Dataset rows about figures
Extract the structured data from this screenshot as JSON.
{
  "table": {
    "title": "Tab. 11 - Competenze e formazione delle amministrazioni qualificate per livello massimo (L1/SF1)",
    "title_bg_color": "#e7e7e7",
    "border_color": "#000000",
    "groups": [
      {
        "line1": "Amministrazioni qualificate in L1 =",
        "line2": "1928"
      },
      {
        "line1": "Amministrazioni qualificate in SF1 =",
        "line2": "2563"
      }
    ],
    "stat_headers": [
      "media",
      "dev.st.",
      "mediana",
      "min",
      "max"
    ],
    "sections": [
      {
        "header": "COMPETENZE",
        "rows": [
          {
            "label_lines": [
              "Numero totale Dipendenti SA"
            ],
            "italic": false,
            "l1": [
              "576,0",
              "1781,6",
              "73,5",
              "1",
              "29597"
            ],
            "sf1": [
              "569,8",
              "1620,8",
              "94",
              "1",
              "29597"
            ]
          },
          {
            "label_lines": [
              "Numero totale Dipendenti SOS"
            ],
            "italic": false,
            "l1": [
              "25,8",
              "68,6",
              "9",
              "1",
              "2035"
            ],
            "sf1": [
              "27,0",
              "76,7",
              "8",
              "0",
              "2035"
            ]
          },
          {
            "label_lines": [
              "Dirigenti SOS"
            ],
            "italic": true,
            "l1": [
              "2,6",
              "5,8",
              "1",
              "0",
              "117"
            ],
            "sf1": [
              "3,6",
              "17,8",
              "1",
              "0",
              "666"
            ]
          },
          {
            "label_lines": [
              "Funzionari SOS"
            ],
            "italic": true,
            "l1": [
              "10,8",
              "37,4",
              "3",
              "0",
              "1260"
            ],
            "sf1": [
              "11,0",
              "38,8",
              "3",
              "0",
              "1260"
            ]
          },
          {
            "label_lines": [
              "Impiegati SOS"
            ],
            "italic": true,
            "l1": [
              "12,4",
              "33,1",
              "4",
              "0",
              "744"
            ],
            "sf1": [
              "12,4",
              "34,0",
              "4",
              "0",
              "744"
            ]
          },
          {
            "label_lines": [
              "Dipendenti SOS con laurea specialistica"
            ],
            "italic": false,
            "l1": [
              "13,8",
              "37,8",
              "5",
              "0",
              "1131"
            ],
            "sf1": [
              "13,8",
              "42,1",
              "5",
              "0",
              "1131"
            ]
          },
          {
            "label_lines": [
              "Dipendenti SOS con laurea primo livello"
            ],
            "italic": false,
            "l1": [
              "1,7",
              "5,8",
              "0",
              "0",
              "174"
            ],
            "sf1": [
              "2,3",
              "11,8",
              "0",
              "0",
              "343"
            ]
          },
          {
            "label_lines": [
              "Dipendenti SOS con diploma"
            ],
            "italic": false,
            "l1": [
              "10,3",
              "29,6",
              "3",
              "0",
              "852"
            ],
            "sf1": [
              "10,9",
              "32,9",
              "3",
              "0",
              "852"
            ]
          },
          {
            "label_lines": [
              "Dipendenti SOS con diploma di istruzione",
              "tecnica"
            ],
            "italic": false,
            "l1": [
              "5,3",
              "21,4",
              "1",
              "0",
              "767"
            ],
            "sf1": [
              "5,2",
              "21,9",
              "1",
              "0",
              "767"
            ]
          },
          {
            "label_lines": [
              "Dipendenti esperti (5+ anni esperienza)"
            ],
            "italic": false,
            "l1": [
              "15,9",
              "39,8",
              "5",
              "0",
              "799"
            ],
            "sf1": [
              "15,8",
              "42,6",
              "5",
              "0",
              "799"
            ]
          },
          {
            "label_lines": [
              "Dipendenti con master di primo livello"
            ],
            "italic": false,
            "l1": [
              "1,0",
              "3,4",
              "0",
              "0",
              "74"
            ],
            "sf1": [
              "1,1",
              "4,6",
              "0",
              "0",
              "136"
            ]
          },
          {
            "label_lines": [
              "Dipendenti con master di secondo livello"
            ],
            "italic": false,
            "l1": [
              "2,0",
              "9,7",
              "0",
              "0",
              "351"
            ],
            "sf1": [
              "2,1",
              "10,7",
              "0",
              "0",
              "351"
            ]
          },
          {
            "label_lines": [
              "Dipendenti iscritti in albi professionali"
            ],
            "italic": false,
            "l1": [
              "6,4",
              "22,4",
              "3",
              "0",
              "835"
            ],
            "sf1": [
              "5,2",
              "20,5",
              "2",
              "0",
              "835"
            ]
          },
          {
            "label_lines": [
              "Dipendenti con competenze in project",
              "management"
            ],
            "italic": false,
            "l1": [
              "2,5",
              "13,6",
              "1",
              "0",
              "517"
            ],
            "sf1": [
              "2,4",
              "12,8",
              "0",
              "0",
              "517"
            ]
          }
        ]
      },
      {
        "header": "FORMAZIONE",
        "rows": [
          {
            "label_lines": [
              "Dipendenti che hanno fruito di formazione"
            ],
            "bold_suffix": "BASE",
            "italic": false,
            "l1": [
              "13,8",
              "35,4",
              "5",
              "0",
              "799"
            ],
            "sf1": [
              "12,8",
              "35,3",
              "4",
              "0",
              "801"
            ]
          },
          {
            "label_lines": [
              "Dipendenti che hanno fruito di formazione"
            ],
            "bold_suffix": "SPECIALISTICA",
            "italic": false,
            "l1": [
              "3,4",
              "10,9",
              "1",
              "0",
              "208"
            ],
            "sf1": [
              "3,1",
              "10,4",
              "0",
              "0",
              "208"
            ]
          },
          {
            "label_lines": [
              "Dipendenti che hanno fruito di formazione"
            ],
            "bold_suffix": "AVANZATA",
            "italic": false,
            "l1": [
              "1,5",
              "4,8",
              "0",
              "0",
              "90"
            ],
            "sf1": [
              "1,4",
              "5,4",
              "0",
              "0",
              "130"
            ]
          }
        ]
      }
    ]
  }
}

→ Exercise brief
All of the entries above need to be reproduced exactly.

→ Output of the task
Extract the structured data from this screenshot as JSON.
{
  "table": {
    "title": "Tab. 11 - Competenze e formazione delle amministrazioni qualificate per livello massimo (L1/SF1)",
    "title_bg_color": "#e7e7e7",
    "border_color": "#000000",
    "groups": [
      {
        "line1": "Amministrazioni qualificate in L1 =",
        "line2": "1928"
      },
      {
        "line1": "Amministrazioni qualificate in SF1 =",
        "line2": "2563"
      }
    ],
    "stat_headers": [
      "media",
      "dev.st.",
      "mediana",
      "min",
      "max"
    ],
    "sections": [
      {
        "header": "COMPETENZE",
        "rows": [
          {
            "label_lines": [
              "Numero totale Dipendenti SA"
            ],
            "italic": false,
            "l1": [
              "576,0",
              "1781,6",
              "73,5",
              "1",
              "29597"
            ],
            "sf1": [
              "569,8",
              "1620,8",
              "94",
              "1",
              "29597"
            ]
          },
          {
            "label_lines": [
              "Numero totale Dipendenti SOS"
            ],
            "italic": false,
            "l1": [
              "25,8",
              "68,6",
              "9",
              "1",
              "2035"
            ],
            "sf1": [
              "27,0",
              "76,7",
              "8",
              "0",
              "2035"
            ]
          },
          {
            "label_lines": [
              "Dirigenti SOS"
            ],
            "italic": true,
            "l1": [
              "2,6",
              "5,8",
              "1",
              "0",
              "117"
            ],
            "sf1": [
              "3,6",
              "17,8",
              "1",
              "0",
              "666"
            ]
          },
          {
            "label_lines": [
              "Funzionari SOS"
            ],
            "italic": true,
            "l1": [
              "10,8",
              "37,4",
              "3",
              "0",
              "1260"
            ],
            "sf1": [
              "11,0",
              "38,8",
              "3",
              "0",
              "1260"
            ]
          },
          {
            "label_lines": [
              "Impiegati SOS"
            ],
            "italic": true,
            "l1": [
              "12,4",
              "33,1",
              "4",
              "0",
              "744"
            ],
            "sf1": [
              "12,4",
              "34,0",
              "4",
              "0",
              "744"
            ]
          },
          {
            "label_lines": [
              "Dipendenti SOS con laurea specialistica"
            ],
            "italic": false,
            "l1": [
              "13,8",
              "37,8",
              "5",
              "0",
              "1131"
            ],
            "sf1": [
              "13,8",
              "42,1",
              "5",
              "0",
              "1131"
            ]
          },
          {
            "label_lines": [
              "Dipendenti SOS con laurea primo livello"
            ],
            "italic": false,
            "l1": [
              "1,7",
              "5,8",
              "0",
              "0",
              "174"
            ],
            "sf1": [
              "2,3",
              "11,8",
              "0",
              "0",
              "343"
            ]
          },
          {
            "label_lines": [
              "Dipendenti SOS con diploma"
            ],
            "italic": false,
            "l1": [
              "10,3",
              "29,6",
              "3",
              "0",
              "852"
            ],
            "sf1": [
              "10,9",
              "32,9",
              "3",
              "0",
              "852"
            ]
          },
          {
            "label_lines": [
              "Dipendenti SOS con diploma di istruzione",
              "tecnica"
            ],
            "italic": false,
            "l1": [
              "5,3",
              "21,4",
              "1",
              "0",
              "767"
            ],
            "sf1": [
              "5,2",
              "21,9",
              "1",
              "0",
              "767"
            ]
          },
          {
            "label_lines": [
              "Dipendenti esperti (5+ anni esperienza)"
            ],
            "italic": false,
            "l1": [
              "15,9",
              "39,8",
              "5",
              "0",
              "799"
            ],
            "sf1": [
              "15,8",
              "42,6",
              "5",
              "0",
              "799"
            ]
          },
          {
            "label_lines": [
              "Dipendenti con master di primo livello"
            ],
            "italic": false,
            "l1": [
              "1,0",
              "3,4",
              "0",
              "0",
              "74"
            ],
            "sf1": [
              "1,1",
              "4,6",
              "0",
              "0",
              "136"
            ]
          },
          {
            "label_lines": [
              "Dipendenti con master di secondo livello"
            ],
            "italic": false,
            "l1": [
              "2,0",
              "9,7",
              "0",
              "0",
              "351"
            ],
            "sf1": [
              "2,1",
              "10,7",
              "0",
              "0",
              "351"
            ]
          },
          {
            "label_lines": [
              "Dipendenti iscritti in albi professionali"
            ],
            "italic": false,
            "l1": [
              "6,4",
              "22,4",
              "3",
              "0",
              "835"
            ],
            "sf1": [
              "5,2",
              "20,5",
              "2",
              "0",
              "835"
            ]
          },
          {
            "label_lines": [
              "Dipendenti con competenze in project",
              "management"
            ],
            "italic": false,
            "l1": [
              "2,5",
              "13,6",
              "1",
              "0",
              "517"
            ],
            "sf1": [
              "2,4",
              "12,8",
              "0",
              "0",
              "517"
            ]
          }
        ]
      },
      {
        "header": "FORMAZIONE",
        "rows": [
          {
            "label_lines": [
              "Dipendenti che hanno fruito di formazione"
            ],
            "bold_suffix": "BASE",
            "italic": false,
            "l1": [
              "13,8",
              "35,4",
              "5",
              "0",
              "799"
            ],
            "sf1": [
              "12,8",
              "35,3",
              "4",
              "0",
              "801"
            ]
          },
          {
            "label_lines": [
              "Dipendenti che hanno fruito di formazione"
            ],
            "bold_suffix": "SPECIALISTICA",
            "italic": false,
            "l1": [
              "3,4",
              "10,9",
              "1",
              "0",
              "208"
            ],
            "sf1": [
              "3,1",
              "10,4",
              "0",
              "0",
              "208"
            ]
          },
          {
            "label_lines": [
              "Dipendenti che hanno fruito di formazione"
            ],
            "bold_suffix": "AVANZATA",
            "italic": false,
            "l1": [
              "1,5",
              "4,8",
              "0",
              "0",
              "90"
            ],
            "sf1": [
              "1,4",
              "5,4",
              "0",
              "0",
              "130"
            ]
          }
        ]
      }
    ]
  }
}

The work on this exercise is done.